§ DIRECTION: Look through the entries below and report how many lines hold the string "TOPIX". Only the number is wanted.

(Data listing)
## start

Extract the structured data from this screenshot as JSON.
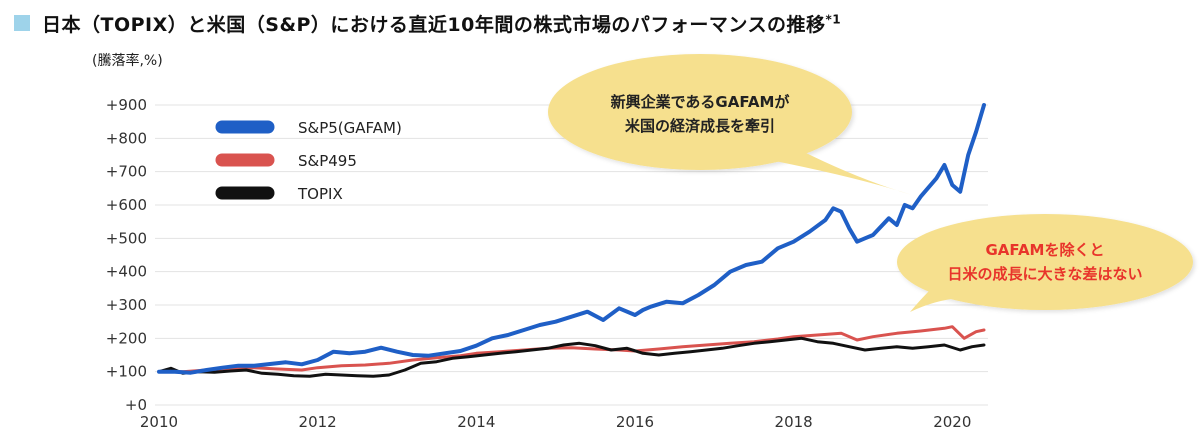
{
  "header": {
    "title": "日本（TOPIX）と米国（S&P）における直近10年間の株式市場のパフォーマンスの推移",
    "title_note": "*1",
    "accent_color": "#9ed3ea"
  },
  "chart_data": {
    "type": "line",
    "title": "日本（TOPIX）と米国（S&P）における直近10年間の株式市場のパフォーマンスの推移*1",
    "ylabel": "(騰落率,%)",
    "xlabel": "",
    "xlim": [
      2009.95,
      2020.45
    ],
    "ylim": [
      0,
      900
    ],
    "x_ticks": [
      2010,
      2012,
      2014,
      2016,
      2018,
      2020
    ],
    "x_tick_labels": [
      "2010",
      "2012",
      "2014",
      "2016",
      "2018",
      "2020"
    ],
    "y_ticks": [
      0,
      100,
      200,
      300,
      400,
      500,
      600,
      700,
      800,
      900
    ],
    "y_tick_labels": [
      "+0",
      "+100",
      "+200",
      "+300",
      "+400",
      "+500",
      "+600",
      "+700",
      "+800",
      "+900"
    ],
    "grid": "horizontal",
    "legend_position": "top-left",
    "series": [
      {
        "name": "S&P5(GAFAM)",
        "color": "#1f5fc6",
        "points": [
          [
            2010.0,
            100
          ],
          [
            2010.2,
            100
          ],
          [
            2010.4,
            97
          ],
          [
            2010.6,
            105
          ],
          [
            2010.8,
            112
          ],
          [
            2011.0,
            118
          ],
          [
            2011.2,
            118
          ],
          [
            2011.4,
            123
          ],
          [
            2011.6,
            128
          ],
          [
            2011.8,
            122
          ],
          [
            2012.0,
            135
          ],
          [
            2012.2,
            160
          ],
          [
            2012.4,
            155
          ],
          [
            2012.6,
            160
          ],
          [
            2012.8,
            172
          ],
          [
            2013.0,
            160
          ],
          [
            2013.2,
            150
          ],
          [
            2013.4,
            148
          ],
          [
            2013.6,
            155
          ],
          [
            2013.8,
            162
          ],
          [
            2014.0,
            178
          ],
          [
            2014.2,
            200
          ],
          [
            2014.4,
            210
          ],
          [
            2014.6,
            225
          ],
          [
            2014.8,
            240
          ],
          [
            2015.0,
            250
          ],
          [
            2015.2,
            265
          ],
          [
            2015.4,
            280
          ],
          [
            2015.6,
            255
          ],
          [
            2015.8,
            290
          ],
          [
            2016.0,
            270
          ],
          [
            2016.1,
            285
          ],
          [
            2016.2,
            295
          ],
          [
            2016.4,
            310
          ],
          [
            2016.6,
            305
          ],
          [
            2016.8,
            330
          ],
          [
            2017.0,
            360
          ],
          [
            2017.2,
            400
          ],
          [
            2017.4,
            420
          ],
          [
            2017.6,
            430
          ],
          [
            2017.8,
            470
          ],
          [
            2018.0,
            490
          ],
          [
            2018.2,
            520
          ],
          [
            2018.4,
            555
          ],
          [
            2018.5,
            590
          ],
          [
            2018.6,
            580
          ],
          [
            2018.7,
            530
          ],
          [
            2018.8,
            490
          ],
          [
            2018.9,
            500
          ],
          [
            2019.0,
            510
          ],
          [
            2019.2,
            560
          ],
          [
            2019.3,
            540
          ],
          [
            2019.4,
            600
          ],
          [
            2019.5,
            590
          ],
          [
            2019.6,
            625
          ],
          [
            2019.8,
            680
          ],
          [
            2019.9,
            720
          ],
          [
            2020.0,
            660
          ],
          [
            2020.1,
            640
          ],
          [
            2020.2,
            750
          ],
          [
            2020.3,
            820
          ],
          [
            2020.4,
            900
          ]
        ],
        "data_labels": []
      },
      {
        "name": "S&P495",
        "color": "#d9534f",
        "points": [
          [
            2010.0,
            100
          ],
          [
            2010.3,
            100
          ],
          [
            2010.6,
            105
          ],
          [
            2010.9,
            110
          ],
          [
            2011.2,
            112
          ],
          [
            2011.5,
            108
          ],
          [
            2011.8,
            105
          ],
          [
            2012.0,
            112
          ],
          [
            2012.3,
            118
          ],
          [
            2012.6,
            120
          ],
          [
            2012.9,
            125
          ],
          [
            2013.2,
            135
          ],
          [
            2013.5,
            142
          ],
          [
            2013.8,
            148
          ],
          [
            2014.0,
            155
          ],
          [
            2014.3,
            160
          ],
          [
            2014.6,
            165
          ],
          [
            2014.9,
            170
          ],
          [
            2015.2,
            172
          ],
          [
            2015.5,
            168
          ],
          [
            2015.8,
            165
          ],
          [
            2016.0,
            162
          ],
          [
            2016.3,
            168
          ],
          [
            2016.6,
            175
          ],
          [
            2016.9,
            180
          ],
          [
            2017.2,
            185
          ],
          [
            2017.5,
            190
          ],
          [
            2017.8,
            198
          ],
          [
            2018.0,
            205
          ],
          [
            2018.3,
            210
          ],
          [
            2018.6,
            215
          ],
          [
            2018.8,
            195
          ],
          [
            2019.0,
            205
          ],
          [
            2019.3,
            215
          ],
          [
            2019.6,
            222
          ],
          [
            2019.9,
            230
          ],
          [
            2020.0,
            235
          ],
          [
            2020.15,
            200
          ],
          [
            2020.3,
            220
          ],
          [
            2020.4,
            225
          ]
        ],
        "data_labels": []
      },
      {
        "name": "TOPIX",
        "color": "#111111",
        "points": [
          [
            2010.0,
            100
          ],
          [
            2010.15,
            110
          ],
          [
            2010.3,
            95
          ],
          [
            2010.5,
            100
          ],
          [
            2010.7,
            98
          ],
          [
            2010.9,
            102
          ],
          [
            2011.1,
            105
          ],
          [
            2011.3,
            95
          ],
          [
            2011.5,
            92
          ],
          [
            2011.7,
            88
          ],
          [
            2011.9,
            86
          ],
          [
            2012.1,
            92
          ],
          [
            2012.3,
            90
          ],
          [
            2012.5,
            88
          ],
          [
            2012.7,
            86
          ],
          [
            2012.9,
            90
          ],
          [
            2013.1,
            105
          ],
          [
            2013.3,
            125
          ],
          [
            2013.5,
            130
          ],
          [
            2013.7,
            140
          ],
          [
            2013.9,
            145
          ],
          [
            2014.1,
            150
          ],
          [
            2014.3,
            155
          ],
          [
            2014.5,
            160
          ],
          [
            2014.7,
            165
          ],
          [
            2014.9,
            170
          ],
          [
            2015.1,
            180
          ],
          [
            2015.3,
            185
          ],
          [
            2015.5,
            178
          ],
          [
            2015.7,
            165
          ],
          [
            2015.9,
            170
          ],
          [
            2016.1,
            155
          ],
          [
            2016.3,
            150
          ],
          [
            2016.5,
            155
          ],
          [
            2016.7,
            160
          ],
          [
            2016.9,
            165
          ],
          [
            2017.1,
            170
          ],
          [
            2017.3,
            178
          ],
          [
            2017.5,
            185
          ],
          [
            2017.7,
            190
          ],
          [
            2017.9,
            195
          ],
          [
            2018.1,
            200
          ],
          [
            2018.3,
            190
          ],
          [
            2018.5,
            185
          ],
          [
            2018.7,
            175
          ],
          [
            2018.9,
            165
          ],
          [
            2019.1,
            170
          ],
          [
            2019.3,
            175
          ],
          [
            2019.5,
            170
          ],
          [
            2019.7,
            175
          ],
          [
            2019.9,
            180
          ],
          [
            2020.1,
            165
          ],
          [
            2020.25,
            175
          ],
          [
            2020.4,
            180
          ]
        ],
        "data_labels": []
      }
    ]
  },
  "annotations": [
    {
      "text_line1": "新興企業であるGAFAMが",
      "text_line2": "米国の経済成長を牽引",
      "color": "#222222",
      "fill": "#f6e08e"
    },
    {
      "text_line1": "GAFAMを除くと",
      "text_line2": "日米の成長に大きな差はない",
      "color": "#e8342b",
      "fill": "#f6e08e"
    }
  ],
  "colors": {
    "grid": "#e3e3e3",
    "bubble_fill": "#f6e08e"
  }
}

## end

§ ANSWER TO THIS PROBLEM: 3